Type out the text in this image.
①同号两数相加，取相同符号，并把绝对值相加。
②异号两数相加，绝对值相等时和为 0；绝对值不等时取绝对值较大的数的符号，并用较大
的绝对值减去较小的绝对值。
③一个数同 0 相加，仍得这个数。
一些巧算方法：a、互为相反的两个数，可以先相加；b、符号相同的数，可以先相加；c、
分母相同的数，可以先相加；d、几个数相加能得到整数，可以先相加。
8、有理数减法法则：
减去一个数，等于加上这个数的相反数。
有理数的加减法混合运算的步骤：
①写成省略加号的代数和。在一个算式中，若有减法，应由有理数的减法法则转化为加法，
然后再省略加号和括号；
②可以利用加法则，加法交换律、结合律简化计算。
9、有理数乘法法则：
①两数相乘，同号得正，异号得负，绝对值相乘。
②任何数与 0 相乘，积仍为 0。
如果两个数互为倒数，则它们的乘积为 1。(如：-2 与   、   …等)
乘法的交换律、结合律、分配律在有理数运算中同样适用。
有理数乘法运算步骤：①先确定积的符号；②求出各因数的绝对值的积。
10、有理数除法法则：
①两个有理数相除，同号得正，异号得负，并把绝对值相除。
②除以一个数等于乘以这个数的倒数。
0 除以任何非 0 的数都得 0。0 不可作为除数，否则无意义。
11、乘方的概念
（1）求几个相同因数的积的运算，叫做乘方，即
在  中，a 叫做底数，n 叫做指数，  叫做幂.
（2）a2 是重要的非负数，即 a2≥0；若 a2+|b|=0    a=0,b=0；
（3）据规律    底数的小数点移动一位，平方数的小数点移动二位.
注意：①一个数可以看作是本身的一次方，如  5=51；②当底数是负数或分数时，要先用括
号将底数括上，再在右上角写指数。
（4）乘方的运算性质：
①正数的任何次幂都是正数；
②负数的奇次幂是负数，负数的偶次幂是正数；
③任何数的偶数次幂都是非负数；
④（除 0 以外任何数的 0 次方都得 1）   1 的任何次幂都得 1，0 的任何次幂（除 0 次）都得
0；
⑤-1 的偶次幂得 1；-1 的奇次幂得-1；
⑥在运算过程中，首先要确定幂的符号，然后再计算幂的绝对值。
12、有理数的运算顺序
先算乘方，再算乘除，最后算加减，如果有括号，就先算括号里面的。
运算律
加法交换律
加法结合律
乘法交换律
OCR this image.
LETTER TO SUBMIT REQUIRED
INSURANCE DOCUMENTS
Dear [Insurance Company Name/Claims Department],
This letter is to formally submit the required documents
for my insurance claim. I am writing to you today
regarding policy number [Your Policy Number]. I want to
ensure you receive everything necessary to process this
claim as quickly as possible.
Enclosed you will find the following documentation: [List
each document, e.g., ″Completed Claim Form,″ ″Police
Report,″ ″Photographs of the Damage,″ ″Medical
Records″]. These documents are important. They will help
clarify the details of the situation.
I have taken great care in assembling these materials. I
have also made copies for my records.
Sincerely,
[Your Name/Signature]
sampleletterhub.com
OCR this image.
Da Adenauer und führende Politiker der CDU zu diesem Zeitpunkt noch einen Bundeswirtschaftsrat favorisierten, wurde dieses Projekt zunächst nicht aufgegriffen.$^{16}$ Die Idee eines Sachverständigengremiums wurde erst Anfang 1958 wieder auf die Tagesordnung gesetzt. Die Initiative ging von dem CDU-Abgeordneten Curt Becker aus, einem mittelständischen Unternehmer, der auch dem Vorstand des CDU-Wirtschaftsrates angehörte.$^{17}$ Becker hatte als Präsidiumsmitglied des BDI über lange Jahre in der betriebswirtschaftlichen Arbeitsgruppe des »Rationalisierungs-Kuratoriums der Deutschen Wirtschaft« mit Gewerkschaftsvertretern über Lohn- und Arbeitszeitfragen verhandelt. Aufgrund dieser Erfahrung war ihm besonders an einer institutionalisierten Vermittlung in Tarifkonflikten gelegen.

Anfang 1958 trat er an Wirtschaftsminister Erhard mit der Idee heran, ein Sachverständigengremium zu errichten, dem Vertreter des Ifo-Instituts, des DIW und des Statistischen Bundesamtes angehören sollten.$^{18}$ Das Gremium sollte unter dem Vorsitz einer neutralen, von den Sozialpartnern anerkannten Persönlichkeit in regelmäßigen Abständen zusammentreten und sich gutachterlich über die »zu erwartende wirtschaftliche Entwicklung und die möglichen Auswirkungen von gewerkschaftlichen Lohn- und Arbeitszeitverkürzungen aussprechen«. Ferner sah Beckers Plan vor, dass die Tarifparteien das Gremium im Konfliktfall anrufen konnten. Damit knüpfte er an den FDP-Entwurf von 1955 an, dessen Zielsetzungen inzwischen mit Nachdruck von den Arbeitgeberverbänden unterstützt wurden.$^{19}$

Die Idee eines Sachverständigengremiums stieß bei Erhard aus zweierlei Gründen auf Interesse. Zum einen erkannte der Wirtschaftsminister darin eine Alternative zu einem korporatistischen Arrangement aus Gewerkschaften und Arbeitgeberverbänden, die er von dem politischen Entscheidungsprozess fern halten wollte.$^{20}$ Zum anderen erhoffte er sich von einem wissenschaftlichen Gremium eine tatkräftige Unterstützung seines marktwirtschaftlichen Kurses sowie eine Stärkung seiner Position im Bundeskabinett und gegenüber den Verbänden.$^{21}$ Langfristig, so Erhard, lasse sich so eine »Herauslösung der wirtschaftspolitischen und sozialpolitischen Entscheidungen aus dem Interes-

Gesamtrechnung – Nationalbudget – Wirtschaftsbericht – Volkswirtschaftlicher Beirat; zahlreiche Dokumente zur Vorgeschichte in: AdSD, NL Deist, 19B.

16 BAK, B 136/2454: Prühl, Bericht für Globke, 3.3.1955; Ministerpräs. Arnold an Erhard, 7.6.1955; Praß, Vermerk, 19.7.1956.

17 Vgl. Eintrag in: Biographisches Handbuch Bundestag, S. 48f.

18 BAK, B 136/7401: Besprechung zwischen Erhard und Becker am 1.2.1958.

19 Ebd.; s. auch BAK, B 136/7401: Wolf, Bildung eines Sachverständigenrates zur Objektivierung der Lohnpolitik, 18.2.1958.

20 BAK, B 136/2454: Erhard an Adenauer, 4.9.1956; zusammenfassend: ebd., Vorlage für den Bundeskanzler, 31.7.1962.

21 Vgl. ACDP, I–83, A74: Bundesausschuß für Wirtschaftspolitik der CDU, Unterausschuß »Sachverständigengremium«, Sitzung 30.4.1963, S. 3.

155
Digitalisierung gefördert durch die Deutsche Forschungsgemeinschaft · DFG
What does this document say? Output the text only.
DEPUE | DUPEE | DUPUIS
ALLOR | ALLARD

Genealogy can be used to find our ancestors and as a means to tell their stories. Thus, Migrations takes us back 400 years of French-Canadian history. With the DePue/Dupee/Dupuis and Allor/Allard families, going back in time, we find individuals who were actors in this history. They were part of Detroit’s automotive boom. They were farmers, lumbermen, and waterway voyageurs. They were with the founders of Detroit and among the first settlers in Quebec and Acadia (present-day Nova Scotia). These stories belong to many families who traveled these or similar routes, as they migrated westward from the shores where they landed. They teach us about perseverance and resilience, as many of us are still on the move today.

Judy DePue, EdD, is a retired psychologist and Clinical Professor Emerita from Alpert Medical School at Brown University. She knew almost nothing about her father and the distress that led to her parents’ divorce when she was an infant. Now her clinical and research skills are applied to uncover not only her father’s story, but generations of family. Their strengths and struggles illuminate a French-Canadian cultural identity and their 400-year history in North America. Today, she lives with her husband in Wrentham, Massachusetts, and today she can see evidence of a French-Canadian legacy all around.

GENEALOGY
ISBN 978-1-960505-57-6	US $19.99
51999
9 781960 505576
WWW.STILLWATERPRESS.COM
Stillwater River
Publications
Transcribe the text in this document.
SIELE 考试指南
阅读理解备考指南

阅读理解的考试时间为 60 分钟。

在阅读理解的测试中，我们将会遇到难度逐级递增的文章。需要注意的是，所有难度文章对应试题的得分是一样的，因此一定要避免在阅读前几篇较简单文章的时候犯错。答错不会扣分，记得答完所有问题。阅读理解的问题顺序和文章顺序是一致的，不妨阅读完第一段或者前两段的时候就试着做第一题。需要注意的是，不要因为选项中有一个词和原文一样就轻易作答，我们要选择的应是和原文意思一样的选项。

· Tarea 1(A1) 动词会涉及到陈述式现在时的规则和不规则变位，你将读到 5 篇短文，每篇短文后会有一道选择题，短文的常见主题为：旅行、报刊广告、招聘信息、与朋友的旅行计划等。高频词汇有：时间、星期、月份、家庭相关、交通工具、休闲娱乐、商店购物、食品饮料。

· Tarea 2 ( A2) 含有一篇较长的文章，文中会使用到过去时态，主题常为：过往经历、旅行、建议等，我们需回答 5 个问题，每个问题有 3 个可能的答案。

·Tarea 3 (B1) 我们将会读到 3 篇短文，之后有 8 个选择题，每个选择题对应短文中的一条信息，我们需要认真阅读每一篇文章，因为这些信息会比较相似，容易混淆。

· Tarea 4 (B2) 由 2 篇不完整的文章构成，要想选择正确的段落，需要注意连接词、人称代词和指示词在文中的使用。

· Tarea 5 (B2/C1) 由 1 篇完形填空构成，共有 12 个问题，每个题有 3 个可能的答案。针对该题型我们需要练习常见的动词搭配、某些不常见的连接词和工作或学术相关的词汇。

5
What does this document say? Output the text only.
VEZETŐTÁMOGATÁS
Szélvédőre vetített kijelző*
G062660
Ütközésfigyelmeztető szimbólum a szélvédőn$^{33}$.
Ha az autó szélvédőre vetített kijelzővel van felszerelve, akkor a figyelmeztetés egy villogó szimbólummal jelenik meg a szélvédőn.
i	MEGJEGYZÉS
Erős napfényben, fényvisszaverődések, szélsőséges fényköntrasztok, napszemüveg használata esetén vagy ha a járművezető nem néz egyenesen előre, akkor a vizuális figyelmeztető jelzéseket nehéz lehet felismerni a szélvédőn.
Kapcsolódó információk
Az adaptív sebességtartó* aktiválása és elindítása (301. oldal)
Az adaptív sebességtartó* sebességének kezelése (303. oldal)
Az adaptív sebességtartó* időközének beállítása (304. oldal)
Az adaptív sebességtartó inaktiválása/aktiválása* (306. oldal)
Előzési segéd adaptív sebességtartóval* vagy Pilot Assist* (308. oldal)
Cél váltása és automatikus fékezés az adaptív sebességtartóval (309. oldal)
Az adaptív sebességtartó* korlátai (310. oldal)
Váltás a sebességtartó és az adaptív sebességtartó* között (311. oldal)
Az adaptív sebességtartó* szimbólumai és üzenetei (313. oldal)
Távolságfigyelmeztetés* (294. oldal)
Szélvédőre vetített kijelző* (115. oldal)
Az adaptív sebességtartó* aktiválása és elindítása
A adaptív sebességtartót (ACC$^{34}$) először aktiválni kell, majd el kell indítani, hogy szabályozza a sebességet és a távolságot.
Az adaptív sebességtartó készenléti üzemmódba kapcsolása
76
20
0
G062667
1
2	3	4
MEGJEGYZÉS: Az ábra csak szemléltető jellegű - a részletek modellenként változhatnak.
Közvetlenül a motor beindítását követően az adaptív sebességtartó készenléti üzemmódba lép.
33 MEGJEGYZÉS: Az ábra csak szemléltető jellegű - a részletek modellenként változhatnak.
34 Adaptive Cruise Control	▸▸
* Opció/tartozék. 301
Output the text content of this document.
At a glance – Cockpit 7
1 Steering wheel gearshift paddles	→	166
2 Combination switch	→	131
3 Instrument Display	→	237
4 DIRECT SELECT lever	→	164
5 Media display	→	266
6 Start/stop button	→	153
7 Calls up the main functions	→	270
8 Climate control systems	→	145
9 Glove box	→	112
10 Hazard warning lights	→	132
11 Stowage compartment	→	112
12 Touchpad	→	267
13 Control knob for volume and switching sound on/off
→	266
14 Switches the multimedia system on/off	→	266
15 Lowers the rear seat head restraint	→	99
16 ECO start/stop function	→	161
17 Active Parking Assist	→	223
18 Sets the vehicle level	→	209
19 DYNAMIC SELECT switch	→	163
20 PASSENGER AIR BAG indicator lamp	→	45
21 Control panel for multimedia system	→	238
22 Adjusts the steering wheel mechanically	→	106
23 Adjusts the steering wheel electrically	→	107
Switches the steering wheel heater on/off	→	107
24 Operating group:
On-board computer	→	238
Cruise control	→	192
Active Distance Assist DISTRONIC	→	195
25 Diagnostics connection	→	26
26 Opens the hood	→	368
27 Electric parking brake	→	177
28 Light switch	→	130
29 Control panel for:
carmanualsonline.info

- **Exercise**
Quote verbatim the line containing "Output the text content of this document." and every line after it through the end of the records above.

- **Correct response**
Output the text content of this document.
At a glance – Cockpit 7
1 Steering wheel gearshift paddles	→	166
2 Combination switch	→	131
3 Instrument Display	→	237
4 DIRECT SELECT lever	→	164
5 Media display	→	266
6 Start/stop button	→	153
7 Calls up the main functions	→	270
8 Climate control systems	→	145
9 Glove box	→	112
10 Hazard warning lights	→	132
11 Stowage compartment	→	112
12 Touchpad	→	267
13 Control knob for volume and switching sound on/off
→	266
14 Switches the multimedia system on/off	→	266
15 Lowers the rear seat head restraint	→	99
16 ECO start/stop function	→	161
17 Active Parking Assist	→	223
18 Sets the vehicle level	→	209
19 DYNAMIC SELECT switch	→	163
20 PASSENGER AIR BAG indicator lamp	→	45
21 Control panel for multimedia system	→	238
22 Adjusts the steering wheel mechanically	→	106
23 Adjusts the steering wheel electrically	→	107
Switches the steering wheel heater on/off	→	107
24 Operating group:
On-board computer	→	238
Cruise control	→	192
Active Distance Assist DISTRONIC	→	195
25 Diagnostics connection	→	26
26 Opens the hood	→	368
27 Electric parking brake	→	177
28 Light switch	→	130
29 Control panel for:
carmanualsonline.info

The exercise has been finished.